- [Request]
Return all the data, word for word.

----- Data supplied

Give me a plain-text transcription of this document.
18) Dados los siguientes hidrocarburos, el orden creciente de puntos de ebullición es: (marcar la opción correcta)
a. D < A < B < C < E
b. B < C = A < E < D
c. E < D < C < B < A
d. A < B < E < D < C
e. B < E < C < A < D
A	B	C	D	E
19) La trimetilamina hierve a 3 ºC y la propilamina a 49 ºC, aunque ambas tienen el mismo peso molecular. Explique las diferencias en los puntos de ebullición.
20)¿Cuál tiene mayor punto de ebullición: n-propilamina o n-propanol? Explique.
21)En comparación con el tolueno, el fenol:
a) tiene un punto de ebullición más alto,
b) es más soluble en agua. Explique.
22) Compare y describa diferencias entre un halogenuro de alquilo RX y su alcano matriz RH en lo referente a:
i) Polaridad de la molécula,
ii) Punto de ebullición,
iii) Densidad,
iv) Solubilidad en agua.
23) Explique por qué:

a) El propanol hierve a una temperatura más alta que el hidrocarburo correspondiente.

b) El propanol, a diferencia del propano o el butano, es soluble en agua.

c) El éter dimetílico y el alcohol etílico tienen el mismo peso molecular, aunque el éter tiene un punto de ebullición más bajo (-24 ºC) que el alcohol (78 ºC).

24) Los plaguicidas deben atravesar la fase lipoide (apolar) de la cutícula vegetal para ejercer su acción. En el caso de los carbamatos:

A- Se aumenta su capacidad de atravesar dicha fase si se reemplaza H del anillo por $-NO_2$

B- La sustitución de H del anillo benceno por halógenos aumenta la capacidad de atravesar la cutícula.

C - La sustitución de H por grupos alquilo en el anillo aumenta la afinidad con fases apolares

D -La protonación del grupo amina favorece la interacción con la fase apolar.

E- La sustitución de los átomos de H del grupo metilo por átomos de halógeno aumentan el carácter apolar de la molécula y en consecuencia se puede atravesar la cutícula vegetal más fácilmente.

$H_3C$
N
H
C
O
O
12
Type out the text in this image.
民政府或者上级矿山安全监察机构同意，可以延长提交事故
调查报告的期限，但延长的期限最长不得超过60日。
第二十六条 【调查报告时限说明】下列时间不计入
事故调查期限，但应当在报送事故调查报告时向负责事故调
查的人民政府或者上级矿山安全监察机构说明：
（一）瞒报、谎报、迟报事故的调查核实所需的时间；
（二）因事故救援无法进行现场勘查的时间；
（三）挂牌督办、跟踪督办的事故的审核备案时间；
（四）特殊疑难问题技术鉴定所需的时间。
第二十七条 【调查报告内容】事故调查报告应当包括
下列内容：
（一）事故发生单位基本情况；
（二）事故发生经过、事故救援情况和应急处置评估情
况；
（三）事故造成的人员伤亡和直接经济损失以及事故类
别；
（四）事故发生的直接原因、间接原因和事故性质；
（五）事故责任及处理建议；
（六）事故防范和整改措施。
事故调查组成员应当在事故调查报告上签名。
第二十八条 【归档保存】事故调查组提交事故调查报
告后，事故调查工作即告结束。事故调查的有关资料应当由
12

----------

- [Result of the task]
Give me a plain-text transcription of this document.
18) Dados los siguientes hidrocarburos, el orden creciente de puntos de ebullición es: (marcar la opción correcta)
a. D < A < B < C < E
b. B < C = A < E < D
c. E < D < C < B < A
d. A < B < E < D < C
e. B < E < C < A < D
A	B	C	D	E
19) La trimetilamina hierve a 3 ºC y la propilamina a 49 ºC, aunque ambas tienen el mismo peso molecular. Explique las diferencias en los puntos de ebullición.
20)¿Cuál tiene mayor punto de ebullición: n-propilamina o n-propanol? Explique.
21)En comparación con el tolueno, el fenol:
a) tiene un punto de ebullición más alto,
b) es más soluble en agua. Explique.
22) Compare y describa diferencias entre un halogenuro de alquilo RX y su alcano matriz RH en lo referente a:
i) Polaridad de la molécula,
ii) Punto de ebullición,
iii) Densidad,
iv) Solubilidad en agua.
23) Explique por qué:

a) El propanol hierve a una temperatura más alta que el hidrocarburo correspondiente.

b) El propanol, a diferencia del propano o el butano, es soluble en agua.

c) El éter dimetílico y el alcohol etílico tienen el mismo peso molecular, aunque el éter tiene un punto de ebullición más bajo (-24 ºC) que el alcohol (78 ºC).

24) Los plaguicidas deben atravesar la fase lipoide (apolar) de la cutícula vegetal para ejercer su acción. En el caso de los carbamatos:

A- Se aumenta su capacidad de atravesar dicha fase si se reemplaza H del anillo por $-NO_2$

B- La sustitución de H del anillo benceno por halógenos aumenta la capacidad de atravesar la cutícula.

C - La sustitución de H por grupos alquilo en el anillo aumenta la afinidad con fases apolares

D -La protonación del grupo amina favorece la interacción con la fase apolar.

E- La sustitución de los átomos de H del grupo metilo por átomos de halógeno aumentan el carácter apolar de la molécula y en consecuencia se puede atravesar la cutícula vegetal más fácilmente.

$H_3C$
N
H
C
O
O
12
Type out the text in this image.
民政府或者上级矿山安全监察机构同意，可以延长提交事故
调查报告的期限，但延长的期限最长不得超过60日。
第二十六条 【调查报告时限说明】下列时间不计入
事故调查期限，但应当在报送事故调查报告时向负责事故调
查的人民政府或者上级矿山安全监察机构说明：
（一）瞒报、谎报、迟报事故的调查核实所需的时间；
（二）因事故救援无法进行现场勘查的时间；
（三）挂牌督办、跟踪督办的事故的审核备案时间；
（四）特殊疑难问题技术鉴定所需的时间。
第二十七条 【调查报告内容】事故调查报告应当包括
下列内容：
（一）事故发生单位基本情况；
（二）事故发生经过、事故救援情况和应急处置评估情
况；
（三）事故造成的人员伤亡和直接经济损失以及事故类
别；
（四）事故发生的直接原因、间接原因和事故性质；
（五）事故责任及处理建议；
（六）事故防范和整改措施。
事故调查组成员应当在事故调查报告上签名。
第二十八条 【归档保存】事故调查组提交事故调查报
告后，事故调查工作即告结束。事故调查的有关资料应当由
12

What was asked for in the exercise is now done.